** Begin MATERIAL FOR THIS TASK **
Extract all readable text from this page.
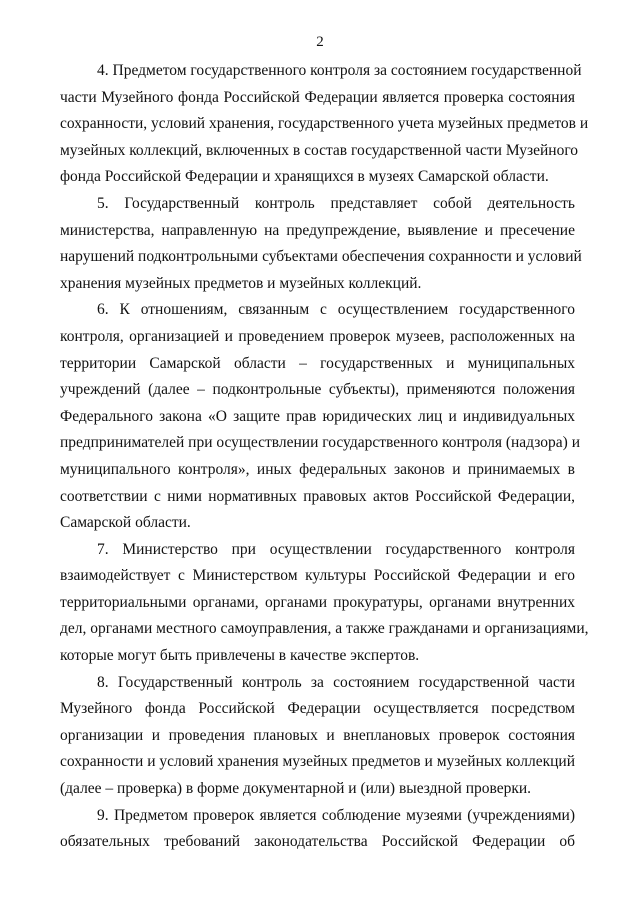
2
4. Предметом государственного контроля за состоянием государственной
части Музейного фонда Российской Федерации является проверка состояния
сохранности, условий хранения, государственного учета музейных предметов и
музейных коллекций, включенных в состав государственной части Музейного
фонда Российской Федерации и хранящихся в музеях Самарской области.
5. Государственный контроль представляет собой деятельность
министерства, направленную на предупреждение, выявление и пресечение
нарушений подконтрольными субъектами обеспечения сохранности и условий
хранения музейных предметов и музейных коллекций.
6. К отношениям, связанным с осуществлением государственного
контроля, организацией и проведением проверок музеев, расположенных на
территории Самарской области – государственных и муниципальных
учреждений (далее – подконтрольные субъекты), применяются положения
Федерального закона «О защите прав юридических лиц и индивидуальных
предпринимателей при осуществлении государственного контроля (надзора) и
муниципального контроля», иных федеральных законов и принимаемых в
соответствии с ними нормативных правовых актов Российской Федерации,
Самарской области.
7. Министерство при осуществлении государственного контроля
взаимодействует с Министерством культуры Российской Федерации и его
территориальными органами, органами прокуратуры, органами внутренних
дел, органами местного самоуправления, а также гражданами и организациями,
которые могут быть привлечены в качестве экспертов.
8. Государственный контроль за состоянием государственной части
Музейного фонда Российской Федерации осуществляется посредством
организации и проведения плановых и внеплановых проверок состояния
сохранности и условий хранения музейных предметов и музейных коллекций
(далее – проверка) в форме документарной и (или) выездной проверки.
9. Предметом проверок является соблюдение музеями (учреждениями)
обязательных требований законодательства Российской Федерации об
** End MATERIAL FOR THIS TASK **
● GOAL OF THE EXERCISE
Show the lines that mention the word "является".

● SOLUTION FOR THIS TASK
части Музейного фонда Российской Федерации является проверка состояния
9. Предметом проверок является соблюдение музеями (учреждениями)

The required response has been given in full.